Direction: Each entry below should be written out exactly as it is, with no pictures.

Dataset items:
◆ ◆ ◆ ◆ ◆ ◆ ◆
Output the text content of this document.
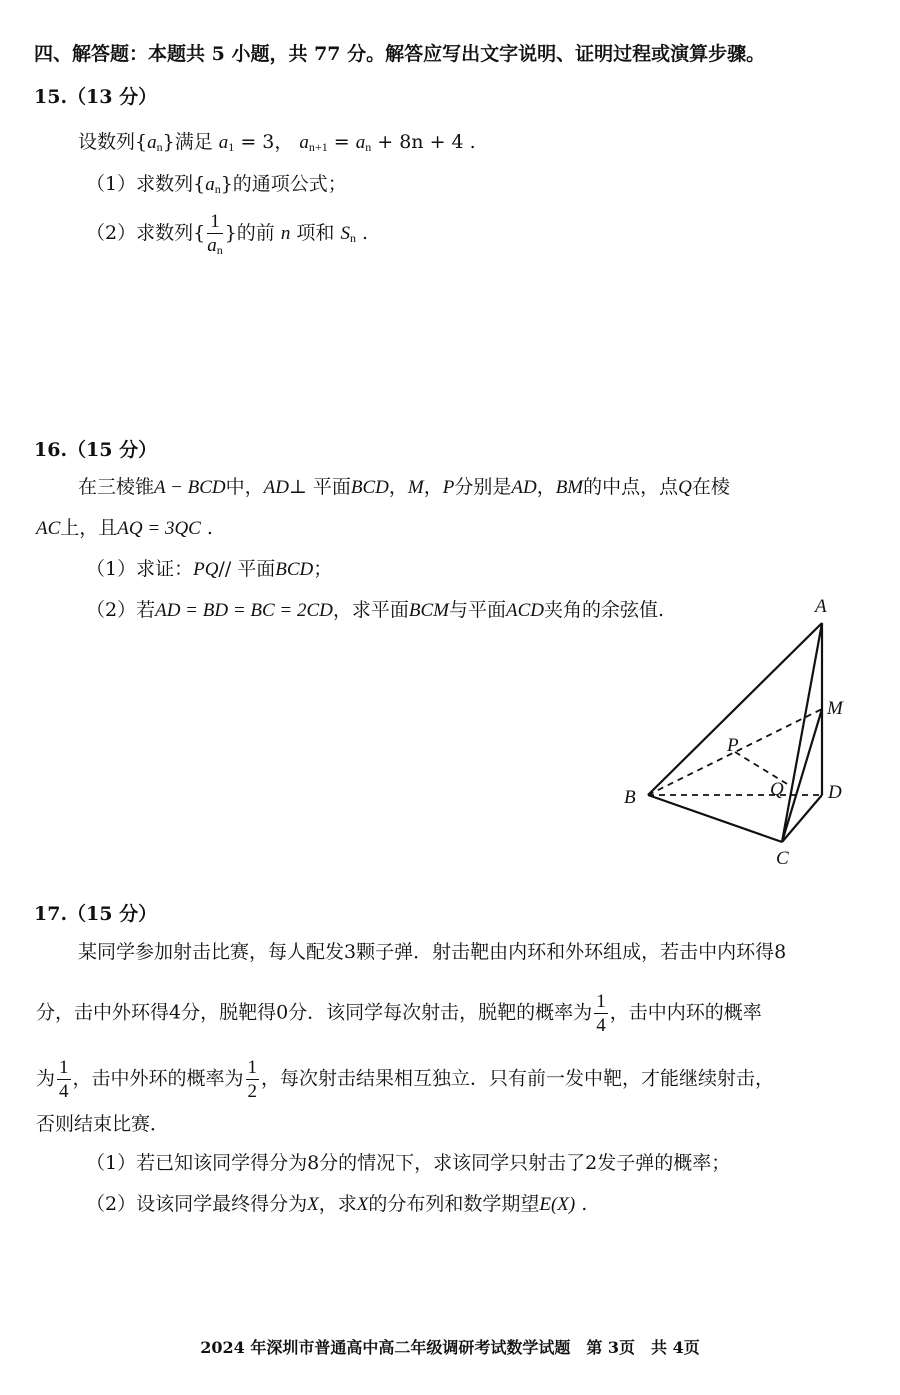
四、解答题：本题共 5 小题，共 77 分。解答应写出文字说明、证明过程或演算步骤。
15.（13 分）
设数列$\{a_n\}$满足 $a_1 = 3$， $a_{n+1} = a_n + 8n + 4$ .
（1）求数列$\{a_n\}$的通项公式；
（2）求数列{ $\frac{1}{a_n}$ }的前 n 项和 $S_n$ .
16.（15 分）
在三棱锥A − BCD中，AD⊥ 平面BCD，M，P分别是AD，BM的中点，点Q在棱
AC上，且AQ = 3QC .
（1）求证：PQ// 平面BCD；
（2）若AD = BD = BC = 2CD，求平面BCM与平面ACD夹角的余弦值.	A
B
C
D
M
P
Q
17.（15 分）
某同学参加射击比赛，每人配发3颗子弹．射击靶由内环和外环组成，若击中内环得8
分，击中外环得4分，脱靶得0分．该同学每次射击，脱靶的概率为 $\frac{1}{4}$ ，击中内环的概率
为 $\frac{1}{4}$ ，击中外环的概率为 $\frac{1}{2}$ ，每次射击结果相互独立．只有前一发中靶，才能继续射击，
否则结束比赛．
（1）若已知该同学得分为8分的情况下，求该同学只射击了2发子弹的概率；
（2）设该同学最终得分为X，求X的分布列和数学期望E(X) .
2024 年深圳市普通高中高二年级调研考试数学试题　第 3页　共 4页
◆ ◆ ◆ ◆ ◆ ◆ ◆
Answer to the problem:
Output the text content of this document.
四、解答题：本题共 5 小题，共 77 分。解答应写出文字说明、证明过程或演算步骤。
15.（13 分）
设数列$\{a_n\}$满足 $a_1 = 3$， $a_{n+1} = a_n + 8n + 4$ .
（1）求数列$\{a_n\}$的通项公式；
（2）求数列{ $\frac{1}{a_n}$ }的前 n 项和 $S_n$ .
16.（15 分）
在三棱锥A − BCD中，AD⊥ 平面BCD，M，P分别是AD，BM的中点，点Q在棱
AC上，且AQ = 3QC .
（1）求证：PQ// 平面BCD；
（2）若AD = BD = BC = 2CD，求平面BCM与平面ACD夹角的余弦值.	A
B
C
D
M
P
Q
17.（15 分）
某同学参加射击比赛，每人配发3颗子弹．射击靶由内环和外环组成，若击中内环得8
分，击中外环得4分，脱靶得0分．该同学每次射击，脱靶的概率为 $\frac{1}{4}$ ，击中内环的概率
为 $\frac{1}{4}$ ，击中外环的概率为 $\frac{1}{2}$ ，每次射击结果相互独立．只有前一发中靶，才能继续射击，
否则结束比赛．
（1）若已知该同学得分为8分的情况下，求该同学只射击了2发子弹的概率；
（2）设该同学最终得分为X，求X的分布列和数学期望E(X) .
2024 年深圳市普通高中高二年级调研考试数学试题　第 3页　共 4页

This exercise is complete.